# [Instruction]
Go through the records and show each line where the word "трудовую" occurs.

Records excerpted from a collection:
^^^^^^^^^^^^^^^^

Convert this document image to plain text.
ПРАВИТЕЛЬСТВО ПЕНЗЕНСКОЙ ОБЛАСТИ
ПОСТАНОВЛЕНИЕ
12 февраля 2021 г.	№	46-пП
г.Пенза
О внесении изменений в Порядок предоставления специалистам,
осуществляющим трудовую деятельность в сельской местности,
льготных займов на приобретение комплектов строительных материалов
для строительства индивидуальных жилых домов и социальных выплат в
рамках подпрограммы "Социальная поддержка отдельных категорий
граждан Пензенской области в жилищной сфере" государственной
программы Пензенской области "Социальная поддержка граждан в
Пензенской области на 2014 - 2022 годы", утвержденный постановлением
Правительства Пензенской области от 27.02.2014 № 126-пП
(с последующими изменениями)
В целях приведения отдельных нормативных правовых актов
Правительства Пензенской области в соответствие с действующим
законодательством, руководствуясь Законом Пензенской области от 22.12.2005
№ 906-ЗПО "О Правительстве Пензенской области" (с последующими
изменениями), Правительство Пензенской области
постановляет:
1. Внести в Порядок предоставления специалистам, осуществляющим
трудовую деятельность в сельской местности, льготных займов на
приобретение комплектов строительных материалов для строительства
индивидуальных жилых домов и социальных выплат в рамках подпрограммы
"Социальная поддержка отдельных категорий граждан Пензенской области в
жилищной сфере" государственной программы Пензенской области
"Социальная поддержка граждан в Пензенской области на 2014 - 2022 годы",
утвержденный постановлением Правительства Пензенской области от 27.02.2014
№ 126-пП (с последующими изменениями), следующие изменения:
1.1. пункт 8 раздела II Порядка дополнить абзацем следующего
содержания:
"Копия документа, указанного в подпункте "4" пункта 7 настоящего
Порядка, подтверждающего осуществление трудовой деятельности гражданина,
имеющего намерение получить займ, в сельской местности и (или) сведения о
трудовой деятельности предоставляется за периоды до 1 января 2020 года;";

^^^^^^^^^^^^^^^^

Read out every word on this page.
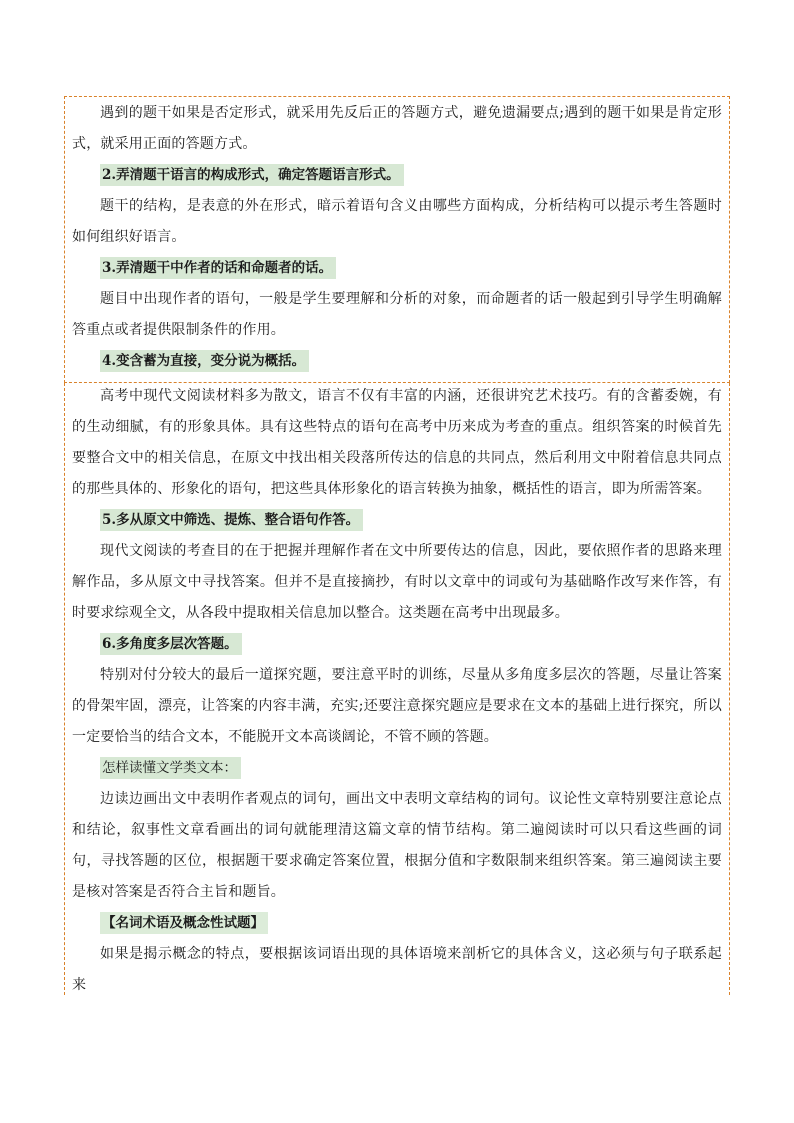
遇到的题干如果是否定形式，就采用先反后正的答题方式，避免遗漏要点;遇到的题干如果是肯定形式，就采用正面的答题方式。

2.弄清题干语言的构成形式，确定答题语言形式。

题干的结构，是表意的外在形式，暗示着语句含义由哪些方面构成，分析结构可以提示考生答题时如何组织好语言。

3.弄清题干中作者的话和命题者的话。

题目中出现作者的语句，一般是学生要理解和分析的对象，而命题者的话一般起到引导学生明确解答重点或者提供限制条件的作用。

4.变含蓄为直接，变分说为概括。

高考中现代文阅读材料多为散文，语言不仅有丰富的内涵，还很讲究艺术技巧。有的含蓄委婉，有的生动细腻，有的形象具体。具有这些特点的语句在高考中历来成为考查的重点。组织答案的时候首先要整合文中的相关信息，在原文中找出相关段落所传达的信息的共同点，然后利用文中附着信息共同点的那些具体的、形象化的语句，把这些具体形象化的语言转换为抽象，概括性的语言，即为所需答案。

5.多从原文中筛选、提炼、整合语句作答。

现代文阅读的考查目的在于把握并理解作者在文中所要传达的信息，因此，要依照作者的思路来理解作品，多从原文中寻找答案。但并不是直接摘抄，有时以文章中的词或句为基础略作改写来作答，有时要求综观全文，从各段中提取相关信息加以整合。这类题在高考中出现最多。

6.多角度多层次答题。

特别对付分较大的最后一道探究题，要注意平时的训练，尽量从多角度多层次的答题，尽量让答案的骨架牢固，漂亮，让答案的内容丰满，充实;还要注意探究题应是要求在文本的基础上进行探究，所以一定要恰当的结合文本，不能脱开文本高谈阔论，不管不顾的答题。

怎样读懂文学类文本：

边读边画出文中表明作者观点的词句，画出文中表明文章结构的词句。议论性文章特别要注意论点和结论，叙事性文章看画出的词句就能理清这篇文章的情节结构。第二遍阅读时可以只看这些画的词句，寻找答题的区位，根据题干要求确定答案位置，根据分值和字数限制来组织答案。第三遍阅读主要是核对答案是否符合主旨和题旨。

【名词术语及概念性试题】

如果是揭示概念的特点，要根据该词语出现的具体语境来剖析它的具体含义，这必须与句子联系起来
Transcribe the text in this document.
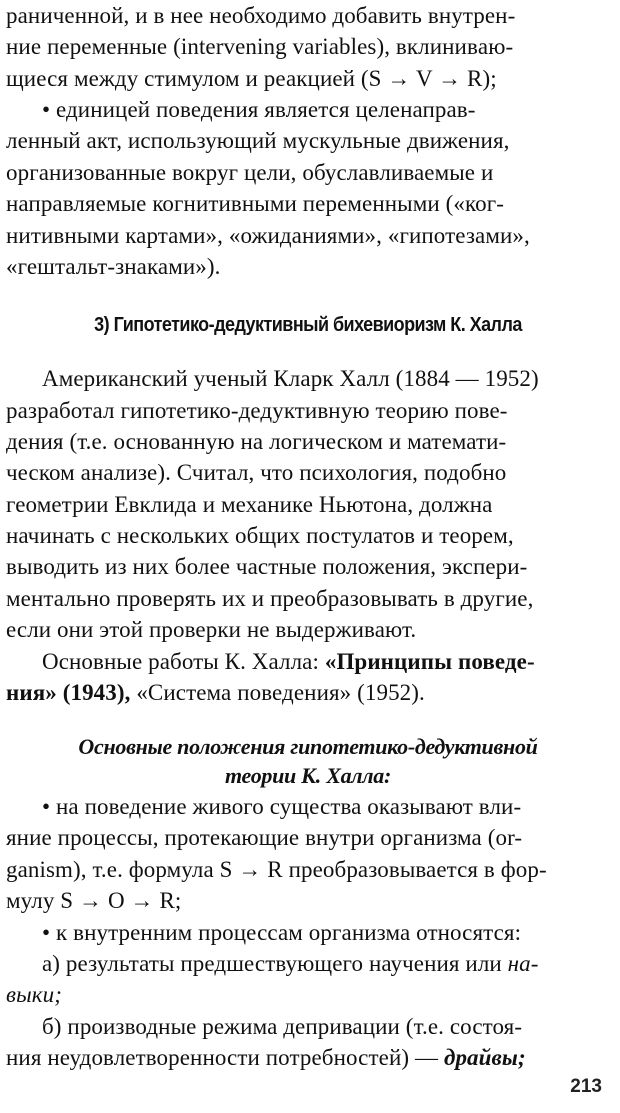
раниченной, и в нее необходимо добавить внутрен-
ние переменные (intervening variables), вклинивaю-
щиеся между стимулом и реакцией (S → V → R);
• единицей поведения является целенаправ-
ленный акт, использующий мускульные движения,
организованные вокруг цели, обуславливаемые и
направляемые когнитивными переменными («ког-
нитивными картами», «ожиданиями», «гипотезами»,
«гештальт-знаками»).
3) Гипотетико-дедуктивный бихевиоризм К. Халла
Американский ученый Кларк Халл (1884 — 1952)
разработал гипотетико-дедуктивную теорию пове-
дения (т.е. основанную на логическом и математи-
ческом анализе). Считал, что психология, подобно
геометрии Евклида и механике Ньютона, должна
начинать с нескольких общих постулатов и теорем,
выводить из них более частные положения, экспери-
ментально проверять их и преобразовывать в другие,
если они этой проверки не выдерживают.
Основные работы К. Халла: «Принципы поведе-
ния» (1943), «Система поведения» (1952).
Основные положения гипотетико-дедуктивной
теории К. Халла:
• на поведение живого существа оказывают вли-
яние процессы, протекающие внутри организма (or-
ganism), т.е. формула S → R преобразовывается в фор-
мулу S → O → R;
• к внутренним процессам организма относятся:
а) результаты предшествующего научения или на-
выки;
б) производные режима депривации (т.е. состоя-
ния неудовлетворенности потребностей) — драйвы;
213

^^^^^^^^^^^^^^^^

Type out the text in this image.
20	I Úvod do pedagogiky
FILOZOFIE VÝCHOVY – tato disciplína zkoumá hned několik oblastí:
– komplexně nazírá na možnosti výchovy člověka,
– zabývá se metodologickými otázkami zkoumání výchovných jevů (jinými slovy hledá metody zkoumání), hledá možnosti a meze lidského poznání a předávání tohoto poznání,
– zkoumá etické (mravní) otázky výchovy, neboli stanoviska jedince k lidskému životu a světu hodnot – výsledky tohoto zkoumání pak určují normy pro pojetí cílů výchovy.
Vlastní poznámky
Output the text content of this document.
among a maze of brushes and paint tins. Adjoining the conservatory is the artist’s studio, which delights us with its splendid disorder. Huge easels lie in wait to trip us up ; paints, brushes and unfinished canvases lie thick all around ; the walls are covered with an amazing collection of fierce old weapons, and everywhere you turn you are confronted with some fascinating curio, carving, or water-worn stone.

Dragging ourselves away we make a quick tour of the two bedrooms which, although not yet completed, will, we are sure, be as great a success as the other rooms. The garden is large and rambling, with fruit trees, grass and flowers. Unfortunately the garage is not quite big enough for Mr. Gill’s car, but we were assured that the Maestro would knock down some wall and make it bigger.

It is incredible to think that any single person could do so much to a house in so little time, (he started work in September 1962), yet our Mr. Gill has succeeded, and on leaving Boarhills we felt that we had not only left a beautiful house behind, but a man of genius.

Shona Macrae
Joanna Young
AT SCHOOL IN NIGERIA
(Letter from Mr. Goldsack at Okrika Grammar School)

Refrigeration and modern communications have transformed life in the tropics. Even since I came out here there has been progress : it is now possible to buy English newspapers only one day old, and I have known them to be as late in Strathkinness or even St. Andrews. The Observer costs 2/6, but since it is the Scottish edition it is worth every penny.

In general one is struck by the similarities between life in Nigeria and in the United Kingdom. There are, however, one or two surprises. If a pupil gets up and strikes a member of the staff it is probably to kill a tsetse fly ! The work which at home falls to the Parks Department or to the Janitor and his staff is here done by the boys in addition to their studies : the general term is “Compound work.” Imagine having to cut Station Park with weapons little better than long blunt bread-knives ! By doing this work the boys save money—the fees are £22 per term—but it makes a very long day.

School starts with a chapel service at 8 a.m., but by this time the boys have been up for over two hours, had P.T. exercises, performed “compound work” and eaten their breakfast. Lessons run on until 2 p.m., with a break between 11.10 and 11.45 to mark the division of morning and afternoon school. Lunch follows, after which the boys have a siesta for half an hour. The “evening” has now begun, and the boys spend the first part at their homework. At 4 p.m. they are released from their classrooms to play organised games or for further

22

^^^^^^^^^^^^^^^^

# [Response]
осуществляющим трудовую деятельность в сельской местности,
трудовую деятельность в сельской местности, льготных займов на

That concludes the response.